* **GIVEN RECORDS**:

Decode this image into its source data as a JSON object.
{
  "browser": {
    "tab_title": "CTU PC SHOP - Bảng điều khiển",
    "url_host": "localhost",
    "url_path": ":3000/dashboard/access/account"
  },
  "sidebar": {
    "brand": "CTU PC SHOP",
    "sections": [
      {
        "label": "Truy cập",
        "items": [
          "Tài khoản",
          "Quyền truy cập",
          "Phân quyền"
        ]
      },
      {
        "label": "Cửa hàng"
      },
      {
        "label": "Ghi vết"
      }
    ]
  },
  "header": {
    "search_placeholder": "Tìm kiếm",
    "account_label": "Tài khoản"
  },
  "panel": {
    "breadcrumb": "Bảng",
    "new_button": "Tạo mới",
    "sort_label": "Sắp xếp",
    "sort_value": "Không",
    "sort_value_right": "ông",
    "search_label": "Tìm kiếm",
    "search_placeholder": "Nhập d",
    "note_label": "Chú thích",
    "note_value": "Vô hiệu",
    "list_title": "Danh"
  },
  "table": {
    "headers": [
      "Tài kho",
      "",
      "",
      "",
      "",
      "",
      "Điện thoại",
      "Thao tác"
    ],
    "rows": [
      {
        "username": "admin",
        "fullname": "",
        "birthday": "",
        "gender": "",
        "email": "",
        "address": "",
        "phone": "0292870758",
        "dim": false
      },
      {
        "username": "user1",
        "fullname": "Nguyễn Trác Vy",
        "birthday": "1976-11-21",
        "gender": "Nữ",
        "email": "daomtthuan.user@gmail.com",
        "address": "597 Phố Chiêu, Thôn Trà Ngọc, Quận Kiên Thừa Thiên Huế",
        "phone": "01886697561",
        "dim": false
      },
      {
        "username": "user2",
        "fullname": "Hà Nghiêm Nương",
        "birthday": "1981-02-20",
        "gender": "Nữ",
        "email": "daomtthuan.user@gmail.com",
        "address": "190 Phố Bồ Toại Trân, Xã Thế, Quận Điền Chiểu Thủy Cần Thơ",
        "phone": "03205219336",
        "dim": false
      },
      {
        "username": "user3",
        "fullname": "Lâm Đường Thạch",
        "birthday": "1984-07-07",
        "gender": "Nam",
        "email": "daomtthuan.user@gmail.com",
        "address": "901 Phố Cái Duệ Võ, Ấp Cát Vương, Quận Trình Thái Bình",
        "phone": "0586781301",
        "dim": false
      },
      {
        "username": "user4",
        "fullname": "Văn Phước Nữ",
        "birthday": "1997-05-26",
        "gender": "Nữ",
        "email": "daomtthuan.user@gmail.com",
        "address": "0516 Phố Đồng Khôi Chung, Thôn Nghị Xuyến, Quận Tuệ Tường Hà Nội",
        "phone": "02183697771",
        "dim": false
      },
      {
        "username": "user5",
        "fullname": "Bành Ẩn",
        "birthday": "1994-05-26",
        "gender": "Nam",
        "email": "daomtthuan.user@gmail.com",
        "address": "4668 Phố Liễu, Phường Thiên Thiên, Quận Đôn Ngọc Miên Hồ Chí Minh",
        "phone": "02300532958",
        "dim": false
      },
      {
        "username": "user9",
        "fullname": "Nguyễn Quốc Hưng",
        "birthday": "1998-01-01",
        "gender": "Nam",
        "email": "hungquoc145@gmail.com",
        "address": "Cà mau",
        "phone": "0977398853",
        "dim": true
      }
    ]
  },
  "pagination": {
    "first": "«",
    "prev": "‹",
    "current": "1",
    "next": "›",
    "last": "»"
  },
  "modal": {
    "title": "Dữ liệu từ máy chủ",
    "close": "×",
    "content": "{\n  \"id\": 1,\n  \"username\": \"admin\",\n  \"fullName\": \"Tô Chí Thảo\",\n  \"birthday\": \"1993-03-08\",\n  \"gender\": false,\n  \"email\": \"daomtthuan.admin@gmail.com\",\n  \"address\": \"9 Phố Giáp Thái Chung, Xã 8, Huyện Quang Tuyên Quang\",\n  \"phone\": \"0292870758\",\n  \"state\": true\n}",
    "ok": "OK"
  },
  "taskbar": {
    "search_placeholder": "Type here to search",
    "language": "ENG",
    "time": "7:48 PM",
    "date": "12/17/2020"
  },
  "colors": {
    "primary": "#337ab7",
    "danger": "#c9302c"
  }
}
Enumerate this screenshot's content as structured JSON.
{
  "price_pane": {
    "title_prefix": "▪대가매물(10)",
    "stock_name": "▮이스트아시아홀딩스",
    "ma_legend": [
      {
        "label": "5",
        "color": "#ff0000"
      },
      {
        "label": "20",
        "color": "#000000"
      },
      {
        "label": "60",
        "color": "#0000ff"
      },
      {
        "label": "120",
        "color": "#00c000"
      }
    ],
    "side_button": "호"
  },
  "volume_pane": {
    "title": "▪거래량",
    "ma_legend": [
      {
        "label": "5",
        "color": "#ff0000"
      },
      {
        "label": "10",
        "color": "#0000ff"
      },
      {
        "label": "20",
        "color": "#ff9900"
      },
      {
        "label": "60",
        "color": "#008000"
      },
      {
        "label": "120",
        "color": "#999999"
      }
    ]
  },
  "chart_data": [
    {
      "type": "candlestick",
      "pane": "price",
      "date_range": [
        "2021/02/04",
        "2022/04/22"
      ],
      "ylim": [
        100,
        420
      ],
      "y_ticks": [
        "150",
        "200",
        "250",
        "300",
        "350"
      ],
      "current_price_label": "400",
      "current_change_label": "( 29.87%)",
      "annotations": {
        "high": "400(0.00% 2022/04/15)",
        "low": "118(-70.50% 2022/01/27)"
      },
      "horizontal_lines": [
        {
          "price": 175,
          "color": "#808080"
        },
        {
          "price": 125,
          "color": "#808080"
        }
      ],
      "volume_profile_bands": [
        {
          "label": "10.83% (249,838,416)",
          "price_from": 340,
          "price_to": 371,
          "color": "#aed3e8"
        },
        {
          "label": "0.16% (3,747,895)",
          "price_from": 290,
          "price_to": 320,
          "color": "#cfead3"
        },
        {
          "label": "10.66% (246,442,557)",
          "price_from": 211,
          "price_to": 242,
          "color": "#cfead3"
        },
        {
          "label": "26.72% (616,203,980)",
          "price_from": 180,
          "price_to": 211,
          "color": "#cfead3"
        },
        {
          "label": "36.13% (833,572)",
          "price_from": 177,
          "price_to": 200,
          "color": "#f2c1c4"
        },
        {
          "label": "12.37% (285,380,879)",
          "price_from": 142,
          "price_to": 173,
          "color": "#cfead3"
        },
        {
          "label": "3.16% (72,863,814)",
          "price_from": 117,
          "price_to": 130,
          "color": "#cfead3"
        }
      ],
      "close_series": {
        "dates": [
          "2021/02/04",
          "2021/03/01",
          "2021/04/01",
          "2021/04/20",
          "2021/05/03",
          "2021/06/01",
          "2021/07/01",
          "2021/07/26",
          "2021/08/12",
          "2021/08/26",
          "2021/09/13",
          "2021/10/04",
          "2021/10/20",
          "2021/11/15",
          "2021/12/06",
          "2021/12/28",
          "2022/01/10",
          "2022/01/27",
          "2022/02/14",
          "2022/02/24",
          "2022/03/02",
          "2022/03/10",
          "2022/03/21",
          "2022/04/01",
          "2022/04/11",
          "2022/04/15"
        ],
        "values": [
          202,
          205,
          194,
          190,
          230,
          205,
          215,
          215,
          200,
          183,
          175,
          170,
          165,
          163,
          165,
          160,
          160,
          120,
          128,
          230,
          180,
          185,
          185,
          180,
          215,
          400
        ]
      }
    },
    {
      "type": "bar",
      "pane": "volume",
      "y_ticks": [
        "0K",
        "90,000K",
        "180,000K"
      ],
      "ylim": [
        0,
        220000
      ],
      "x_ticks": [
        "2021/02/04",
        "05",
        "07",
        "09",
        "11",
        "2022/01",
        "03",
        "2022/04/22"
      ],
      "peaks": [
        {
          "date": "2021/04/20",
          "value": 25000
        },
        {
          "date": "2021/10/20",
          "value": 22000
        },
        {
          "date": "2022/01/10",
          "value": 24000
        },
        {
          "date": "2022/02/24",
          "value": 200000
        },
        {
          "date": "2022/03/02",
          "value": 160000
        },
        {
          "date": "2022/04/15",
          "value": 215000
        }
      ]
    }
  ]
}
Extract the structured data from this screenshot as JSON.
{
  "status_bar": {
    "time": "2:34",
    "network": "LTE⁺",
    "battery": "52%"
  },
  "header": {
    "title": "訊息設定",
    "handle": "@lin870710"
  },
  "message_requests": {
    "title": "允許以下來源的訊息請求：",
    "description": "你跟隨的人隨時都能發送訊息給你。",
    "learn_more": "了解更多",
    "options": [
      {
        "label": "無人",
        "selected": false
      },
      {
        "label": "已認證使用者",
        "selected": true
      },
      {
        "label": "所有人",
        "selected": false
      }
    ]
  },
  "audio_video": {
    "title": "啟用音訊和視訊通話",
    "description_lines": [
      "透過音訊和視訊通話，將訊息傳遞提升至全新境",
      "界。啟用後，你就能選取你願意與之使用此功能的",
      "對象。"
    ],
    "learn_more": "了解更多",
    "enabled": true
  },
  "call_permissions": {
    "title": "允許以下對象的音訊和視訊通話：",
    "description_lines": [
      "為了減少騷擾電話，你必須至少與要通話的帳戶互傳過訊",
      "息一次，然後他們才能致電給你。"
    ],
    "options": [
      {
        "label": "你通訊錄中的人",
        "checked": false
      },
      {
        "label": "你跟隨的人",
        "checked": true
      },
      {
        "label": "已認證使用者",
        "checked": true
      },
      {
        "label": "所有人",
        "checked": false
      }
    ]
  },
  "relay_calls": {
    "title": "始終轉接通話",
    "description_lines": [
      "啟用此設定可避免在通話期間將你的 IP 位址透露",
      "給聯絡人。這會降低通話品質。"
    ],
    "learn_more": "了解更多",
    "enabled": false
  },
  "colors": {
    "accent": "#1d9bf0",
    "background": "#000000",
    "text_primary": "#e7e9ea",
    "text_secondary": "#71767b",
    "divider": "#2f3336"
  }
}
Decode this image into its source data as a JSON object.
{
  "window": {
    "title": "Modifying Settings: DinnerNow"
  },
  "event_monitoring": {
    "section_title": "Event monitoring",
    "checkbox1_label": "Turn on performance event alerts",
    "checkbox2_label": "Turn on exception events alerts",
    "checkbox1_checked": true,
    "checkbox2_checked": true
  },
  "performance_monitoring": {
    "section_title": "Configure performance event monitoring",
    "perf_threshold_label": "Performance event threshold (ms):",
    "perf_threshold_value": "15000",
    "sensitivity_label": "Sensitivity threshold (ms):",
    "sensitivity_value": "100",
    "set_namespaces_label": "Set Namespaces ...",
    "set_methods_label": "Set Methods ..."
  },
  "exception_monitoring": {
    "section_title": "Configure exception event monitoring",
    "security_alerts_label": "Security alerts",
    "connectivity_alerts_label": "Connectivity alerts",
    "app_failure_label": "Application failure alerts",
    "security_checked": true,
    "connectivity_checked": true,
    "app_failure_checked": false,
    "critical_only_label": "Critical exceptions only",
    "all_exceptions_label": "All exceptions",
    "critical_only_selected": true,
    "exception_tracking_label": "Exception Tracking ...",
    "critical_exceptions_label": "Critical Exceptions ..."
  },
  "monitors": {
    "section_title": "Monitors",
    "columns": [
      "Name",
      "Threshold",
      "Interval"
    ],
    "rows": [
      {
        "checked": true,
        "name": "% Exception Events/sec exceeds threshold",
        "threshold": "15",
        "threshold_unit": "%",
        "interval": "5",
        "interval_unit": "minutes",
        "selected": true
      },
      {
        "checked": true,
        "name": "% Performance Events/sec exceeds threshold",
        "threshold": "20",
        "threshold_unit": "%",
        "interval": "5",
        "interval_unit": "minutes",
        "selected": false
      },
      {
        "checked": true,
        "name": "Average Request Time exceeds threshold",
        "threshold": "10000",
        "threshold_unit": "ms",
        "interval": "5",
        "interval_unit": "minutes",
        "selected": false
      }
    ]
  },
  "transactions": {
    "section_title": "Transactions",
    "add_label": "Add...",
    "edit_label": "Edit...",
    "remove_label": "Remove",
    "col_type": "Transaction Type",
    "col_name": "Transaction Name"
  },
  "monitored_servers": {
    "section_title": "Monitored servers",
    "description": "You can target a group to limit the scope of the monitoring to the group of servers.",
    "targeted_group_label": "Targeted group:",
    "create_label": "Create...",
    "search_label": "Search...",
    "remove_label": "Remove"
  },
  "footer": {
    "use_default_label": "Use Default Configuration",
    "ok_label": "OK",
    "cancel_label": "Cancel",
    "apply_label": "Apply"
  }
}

* **YOUR INSTRUCTIONS**: Using the records above, pull out each line where the word "structured" occurs.

* **WRITTEN RESPONSE**:
Enumerate this screenshot's content as structured JSON.
Extract the structured data from this screenshot as JSON.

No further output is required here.